> _Records from a data collection_:
--------------------------------

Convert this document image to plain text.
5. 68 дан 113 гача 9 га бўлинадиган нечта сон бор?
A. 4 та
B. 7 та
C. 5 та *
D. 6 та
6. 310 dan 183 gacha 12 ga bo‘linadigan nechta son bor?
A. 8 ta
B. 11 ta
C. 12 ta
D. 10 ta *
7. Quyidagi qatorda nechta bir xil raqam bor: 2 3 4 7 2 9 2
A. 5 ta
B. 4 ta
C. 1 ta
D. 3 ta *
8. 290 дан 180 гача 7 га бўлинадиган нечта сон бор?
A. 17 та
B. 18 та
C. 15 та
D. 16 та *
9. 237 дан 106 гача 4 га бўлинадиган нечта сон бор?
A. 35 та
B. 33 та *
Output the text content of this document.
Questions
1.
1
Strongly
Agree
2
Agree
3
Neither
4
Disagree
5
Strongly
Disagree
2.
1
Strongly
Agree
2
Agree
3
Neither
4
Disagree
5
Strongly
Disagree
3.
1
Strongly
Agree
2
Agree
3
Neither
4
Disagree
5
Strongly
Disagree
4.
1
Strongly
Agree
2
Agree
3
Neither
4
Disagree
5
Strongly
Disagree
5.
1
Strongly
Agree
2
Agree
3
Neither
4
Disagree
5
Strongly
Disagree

--------------------------------

> _Directions_:
Look through the records and gather each line with the word "nechta".

> _Reply_:
6. 310 dan 183 gacha 12 ga bo‘linadigan nechta son bor?
7. Quyidagi qatorda nechta bir xil raqam bor: 2 3 4 7 2 9 2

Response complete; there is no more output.